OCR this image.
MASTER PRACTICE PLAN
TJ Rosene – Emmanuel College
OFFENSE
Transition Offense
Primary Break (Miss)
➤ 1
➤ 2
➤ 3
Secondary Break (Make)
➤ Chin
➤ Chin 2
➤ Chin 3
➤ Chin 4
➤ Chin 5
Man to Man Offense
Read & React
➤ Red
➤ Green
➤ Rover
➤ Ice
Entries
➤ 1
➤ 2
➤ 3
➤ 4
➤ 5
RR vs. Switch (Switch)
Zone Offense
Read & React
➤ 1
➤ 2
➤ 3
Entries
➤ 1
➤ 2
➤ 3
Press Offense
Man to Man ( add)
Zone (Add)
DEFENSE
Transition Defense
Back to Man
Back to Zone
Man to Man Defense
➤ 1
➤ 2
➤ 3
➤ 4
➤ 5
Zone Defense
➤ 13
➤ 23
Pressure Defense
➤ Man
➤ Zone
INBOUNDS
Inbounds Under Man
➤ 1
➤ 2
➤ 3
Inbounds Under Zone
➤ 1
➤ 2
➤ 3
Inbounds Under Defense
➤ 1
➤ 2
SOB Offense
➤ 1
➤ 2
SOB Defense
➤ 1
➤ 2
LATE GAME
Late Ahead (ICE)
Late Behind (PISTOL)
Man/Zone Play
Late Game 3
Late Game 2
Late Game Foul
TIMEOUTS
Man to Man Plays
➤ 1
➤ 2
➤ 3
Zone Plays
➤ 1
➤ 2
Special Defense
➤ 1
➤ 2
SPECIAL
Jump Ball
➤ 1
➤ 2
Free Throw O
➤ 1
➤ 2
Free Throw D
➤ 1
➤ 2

▶ Exercise aim
All of the material above needs to be copied exactly.

▶ The solution
OCR this image.
MASTER PRACTICE PLAN
TJ Rosene – Emmanuel College
OFFENSE
Transition Offense
Primary Break (Miss)
➤ 1
➤ 2
➤ 3
Secondary Break (Make)
➤ Chin
➤ Chin 2
➤ Chin 3
➤ Chin 4
➤ Chin 5
Man to Man Offense
Read & React
➤ Red
➤ Green
➤ Rover
➤ Ice
Entries
➤ 1
➤ 2
➤ 3
➤ 4
➤ 5
RR vs. Switch (Switch)
Zone Offense
Read & React
➤ 1
➤ 2
➤ 3
Entries
➤ 1
➤ 2
➤ 3
Press Offense
Man to Man ( add)
Zone (Add)
DEFENSE
Transition Defense
Back to Man
Back to Zone
Man to Man Defense
➤ 1
➤ 2
➤ 3
➤ 4
➤ 5
Zone Defense
➤ 13
➤ 23
Pressure Defense
➤ Man
➤ Zone
INBOUNDS
Inbounds Under Man
➤ 1
➤ 2
➤ 3
Inbounds Under Zone
➤ 1
➤ 2
➤ 3
Inbounds Under Defense
➤ 1
➤ 2
SOB Offense
➤ 1
➤ 2
SOB Defense
➤ 1
➤ 2
LATE GAME
Late Ahead (ICE)
Late Behind (PISTOL)
Man/Zone Play
Late Game 3
Late Game 2
Late Game Foul
TIMEOUTS
Man to Man Plays
➤ 1
➤ 2
➤ 3
Zone Plays
➤ 1
➤ 2
Special Defense
➤ 1
➤ 2
SPECIAL
Jump Ball
➤ 1
➤ 2
Free Throw O
➤ 1
➤ 2
Free Throw D
➤ 1
➤ 2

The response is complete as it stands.